プレジデントオンライン / 2021年9月19日 10時15分

※写真はイメージです - 写真=iStock.com/Grafissimo

1914年、イギリスの探検家アーネスト・シャクルトン率いる探検隊が「エンデュアランス号」に乗り込んで南極点をめざした。だが流氷にとじこめられて遭難、漂流した。隊員たちはいったいどんなものを食べて命をつないだのか。作家の椎名誠さんが解説する――。

※本稿は、椎名誠『漂流者は何を食べていたか』(新潮選書)の一部を再編集したものです。

■北極、南極をめざす冒険家たち

極地探検といえばアムンゼンとスコットの名がすぐに浮かぶ。アムンゼン隊は1911年12月に南極に到達し、スコット隊はそれに遅れること約1カ月後の1912年1月に同じ極点に到達した。スコットはアムンゼン隊の残したテントの中で、アムンゼンが自分に宛てた手紙を発見する。スコットの落胆はすさまじいものだったろう。その帰路にスコット隊は疲弊と食料不足によって全員死亡する。この対照的な展開は広く知られている。現代に置き換えれば米ソによる宇宙探検レースのように世界中の耳目を集めた大冒険だったのだろう。

####

* 問題文:
次の(a)〜(c)が読解文の内容と合っているかを、それぞれ「はい」か「いいえ」で答えること。判断の決め手となる読解文の語句をそのまま引用して添えること。
(a) アムンゼン隊は1911年12月に南極に到達した。
(b) スコット隊は帰路で一部の隊員が生き残った。
(c) エンデュアランス号の探検隊は北極点をめざした。

####

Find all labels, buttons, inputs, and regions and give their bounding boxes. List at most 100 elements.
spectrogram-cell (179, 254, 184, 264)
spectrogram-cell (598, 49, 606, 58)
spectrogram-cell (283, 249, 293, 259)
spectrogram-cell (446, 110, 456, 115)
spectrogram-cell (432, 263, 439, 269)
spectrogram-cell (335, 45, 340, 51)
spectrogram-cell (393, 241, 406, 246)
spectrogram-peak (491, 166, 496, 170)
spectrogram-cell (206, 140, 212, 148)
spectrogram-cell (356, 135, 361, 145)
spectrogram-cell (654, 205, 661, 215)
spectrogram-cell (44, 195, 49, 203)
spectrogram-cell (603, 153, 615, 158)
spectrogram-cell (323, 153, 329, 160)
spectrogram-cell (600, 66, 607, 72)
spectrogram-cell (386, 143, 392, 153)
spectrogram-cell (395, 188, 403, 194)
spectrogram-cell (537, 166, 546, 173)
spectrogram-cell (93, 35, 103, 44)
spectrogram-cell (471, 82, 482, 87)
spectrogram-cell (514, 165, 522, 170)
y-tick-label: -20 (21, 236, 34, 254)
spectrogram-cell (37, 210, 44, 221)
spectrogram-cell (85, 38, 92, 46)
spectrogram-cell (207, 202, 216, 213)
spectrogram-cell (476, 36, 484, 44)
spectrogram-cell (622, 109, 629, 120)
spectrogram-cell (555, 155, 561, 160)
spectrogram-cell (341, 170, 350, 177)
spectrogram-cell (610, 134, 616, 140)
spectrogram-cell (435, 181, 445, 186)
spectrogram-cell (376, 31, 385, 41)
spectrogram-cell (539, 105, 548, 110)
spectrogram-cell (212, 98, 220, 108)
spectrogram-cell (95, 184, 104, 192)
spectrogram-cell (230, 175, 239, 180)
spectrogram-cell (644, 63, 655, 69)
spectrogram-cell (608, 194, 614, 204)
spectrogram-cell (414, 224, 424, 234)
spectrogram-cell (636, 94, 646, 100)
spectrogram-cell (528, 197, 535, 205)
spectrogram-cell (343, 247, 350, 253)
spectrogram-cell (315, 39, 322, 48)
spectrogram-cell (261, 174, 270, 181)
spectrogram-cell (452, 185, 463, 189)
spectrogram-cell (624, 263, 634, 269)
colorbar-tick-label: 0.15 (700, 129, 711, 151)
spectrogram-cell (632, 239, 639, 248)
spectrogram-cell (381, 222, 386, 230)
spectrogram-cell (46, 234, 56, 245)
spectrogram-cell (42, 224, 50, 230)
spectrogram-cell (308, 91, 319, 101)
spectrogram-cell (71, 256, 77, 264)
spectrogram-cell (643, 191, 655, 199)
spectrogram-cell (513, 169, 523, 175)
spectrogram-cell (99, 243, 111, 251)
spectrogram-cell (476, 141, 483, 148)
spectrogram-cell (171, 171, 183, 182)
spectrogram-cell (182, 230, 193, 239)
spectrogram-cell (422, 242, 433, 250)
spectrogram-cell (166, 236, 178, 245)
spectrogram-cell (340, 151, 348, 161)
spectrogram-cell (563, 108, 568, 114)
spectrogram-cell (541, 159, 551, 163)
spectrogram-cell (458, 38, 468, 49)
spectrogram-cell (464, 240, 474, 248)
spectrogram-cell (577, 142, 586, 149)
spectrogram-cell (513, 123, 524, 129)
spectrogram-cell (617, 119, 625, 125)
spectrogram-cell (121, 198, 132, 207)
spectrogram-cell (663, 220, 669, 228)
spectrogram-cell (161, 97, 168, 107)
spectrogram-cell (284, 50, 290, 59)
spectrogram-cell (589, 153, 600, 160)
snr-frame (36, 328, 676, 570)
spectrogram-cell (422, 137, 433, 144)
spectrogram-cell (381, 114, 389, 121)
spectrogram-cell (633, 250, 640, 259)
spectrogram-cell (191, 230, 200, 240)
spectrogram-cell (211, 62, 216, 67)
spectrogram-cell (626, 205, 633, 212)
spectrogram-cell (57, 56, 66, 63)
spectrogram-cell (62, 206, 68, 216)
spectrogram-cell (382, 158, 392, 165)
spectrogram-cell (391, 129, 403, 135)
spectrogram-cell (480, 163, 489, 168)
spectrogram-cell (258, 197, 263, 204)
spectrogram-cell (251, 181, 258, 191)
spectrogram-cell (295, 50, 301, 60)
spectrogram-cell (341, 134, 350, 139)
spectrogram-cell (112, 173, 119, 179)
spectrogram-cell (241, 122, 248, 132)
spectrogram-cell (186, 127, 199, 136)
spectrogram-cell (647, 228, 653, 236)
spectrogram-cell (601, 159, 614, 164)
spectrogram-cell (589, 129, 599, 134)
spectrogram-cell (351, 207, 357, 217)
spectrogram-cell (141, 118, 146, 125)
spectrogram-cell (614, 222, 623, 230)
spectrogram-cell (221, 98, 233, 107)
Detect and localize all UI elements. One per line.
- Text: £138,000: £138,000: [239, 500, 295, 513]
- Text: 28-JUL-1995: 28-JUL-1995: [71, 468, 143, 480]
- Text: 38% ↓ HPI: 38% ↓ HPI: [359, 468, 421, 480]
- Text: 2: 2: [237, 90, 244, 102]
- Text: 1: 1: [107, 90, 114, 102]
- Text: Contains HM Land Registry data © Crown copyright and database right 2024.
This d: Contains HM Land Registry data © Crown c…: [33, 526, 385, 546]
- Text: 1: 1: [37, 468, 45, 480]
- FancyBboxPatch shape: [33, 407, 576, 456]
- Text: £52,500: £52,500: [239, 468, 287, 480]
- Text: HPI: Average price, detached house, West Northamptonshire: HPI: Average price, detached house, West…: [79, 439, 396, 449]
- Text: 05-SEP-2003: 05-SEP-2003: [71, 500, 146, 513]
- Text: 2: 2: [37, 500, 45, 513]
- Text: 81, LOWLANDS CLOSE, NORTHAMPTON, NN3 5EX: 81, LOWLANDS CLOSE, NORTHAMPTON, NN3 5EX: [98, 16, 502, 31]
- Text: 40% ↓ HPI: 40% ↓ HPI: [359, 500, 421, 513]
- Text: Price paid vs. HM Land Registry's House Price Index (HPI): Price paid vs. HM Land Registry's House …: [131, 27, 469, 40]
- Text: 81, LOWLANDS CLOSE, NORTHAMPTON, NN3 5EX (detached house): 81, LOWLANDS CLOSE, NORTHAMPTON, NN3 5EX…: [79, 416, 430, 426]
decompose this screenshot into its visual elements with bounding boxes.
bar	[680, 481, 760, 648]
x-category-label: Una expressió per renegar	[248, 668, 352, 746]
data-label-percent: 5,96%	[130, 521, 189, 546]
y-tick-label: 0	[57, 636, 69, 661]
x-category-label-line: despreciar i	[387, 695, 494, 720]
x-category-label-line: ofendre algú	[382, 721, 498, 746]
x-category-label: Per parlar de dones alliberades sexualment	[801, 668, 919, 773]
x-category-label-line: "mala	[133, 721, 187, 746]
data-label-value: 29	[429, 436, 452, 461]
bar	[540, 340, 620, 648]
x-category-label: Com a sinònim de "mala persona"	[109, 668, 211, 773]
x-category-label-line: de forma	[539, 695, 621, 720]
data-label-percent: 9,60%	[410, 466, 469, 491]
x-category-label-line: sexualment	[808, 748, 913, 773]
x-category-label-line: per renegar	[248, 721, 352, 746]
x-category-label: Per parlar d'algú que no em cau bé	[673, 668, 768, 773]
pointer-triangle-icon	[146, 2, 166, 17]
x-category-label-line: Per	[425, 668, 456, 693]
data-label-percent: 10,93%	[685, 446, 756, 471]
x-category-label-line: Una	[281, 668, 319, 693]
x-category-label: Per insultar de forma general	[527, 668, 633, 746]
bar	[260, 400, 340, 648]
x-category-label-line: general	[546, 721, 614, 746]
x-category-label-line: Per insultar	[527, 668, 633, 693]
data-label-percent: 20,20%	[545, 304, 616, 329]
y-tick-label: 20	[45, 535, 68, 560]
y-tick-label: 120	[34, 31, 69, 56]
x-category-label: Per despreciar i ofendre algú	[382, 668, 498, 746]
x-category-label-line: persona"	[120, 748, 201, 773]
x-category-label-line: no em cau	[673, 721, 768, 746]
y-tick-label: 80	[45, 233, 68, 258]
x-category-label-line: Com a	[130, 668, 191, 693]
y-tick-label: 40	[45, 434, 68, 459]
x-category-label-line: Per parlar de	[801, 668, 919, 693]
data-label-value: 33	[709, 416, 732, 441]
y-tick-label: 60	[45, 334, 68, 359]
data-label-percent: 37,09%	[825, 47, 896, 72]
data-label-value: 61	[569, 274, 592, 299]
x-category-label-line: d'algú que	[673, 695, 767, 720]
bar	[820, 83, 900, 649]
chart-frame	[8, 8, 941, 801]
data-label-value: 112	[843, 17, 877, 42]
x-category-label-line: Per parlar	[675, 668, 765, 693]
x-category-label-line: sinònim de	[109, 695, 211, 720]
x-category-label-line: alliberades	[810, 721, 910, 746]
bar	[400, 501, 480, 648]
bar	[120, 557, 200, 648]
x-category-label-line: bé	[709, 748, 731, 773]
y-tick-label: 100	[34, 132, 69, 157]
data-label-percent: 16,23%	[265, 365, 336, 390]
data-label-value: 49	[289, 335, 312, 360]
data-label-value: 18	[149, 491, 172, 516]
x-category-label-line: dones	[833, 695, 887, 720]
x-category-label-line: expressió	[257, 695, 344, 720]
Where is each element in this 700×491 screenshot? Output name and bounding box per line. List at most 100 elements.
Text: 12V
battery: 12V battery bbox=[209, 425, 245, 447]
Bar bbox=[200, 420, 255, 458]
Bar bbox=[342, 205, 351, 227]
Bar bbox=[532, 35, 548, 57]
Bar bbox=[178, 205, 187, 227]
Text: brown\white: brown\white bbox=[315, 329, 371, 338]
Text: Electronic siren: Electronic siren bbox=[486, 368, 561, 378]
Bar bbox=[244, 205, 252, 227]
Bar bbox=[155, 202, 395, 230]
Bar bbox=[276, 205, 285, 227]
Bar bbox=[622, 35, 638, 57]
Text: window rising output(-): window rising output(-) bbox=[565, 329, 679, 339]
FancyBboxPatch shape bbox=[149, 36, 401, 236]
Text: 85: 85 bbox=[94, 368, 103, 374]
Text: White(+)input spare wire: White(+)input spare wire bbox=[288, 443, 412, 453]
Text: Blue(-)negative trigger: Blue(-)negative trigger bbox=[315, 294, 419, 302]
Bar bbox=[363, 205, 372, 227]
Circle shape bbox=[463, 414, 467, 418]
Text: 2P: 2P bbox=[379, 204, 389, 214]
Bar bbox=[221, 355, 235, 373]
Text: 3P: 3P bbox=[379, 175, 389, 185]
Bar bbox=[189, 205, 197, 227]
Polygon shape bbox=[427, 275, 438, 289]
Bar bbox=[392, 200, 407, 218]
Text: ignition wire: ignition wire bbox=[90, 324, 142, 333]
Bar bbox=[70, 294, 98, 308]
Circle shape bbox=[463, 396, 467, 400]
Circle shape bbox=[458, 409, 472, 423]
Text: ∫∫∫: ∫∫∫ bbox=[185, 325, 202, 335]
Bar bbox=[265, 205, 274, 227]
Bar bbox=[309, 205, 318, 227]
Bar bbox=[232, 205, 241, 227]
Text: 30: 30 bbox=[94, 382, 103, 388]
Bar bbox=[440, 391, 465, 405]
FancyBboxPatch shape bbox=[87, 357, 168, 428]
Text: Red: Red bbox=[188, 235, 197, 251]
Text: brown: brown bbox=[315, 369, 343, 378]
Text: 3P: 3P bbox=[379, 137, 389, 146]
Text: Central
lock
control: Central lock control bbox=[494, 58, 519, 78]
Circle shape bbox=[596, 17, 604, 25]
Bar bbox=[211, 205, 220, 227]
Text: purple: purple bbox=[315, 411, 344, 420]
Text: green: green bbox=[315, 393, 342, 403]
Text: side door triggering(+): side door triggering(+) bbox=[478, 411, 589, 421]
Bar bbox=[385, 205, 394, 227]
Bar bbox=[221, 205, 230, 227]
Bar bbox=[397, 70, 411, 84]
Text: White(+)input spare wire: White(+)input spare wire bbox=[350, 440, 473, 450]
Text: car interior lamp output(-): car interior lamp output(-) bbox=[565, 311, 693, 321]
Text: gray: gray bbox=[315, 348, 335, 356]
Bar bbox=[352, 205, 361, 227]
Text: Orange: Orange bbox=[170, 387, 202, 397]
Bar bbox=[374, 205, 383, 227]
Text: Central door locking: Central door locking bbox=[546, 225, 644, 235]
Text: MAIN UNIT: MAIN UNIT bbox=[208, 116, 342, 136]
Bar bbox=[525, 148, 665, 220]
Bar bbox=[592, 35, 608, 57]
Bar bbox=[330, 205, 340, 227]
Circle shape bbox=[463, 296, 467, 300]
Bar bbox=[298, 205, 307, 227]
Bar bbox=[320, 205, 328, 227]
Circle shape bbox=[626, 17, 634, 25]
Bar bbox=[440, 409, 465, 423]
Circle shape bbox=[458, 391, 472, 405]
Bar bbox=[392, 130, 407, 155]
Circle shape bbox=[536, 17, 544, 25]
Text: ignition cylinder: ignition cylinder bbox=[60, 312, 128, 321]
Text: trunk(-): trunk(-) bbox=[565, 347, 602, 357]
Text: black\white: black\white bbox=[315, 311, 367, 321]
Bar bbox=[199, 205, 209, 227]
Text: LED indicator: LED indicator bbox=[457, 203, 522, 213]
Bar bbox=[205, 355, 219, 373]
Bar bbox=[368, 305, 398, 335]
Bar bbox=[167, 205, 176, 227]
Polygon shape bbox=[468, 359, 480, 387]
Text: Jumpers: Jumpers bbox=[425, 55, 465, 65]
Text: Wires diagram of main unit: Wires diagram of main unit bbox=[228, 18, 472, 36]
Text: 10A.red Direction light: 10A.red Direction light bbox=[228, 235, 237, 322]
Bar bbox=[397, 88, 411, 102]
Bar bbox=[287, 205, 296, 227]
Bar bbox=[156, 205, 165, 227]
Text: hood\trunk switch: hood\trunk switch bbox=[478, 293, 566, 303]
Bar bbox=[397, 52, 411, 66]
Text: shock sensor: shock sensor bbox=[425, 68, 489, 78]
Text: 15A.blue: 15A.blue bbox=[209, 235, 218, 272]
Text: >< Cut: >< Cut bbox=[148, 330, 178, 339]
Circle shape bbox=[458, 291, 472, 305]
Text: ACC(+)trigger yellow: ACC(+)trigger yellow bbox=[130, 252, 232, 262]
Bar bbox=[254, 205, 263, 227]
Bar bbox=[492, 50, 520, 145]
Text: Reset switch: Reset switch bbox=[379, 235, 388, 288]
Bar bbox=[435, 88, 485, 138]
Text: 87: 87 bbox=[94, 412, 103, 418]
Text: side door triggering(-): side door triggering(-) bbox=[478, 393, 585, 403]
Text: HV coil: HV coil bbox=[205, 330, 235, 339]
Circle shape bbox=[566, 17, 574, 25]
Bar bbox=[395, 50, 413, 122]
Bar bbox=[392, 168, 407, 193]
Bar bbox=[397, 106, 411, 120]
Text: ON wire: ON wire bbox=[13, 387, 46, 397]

####

* 解答:
(a) はい。根拠は「アムンゼン隊は1911年12月に南極に到達し」である。
(b) いいえ。根拠は「その帰路にスコット隊は疲弊と食料不足によって全員死亡する」である。
(c) いいえ。根拠は「「エンデュアランス号」に乗り込んで南極点をめざした」である。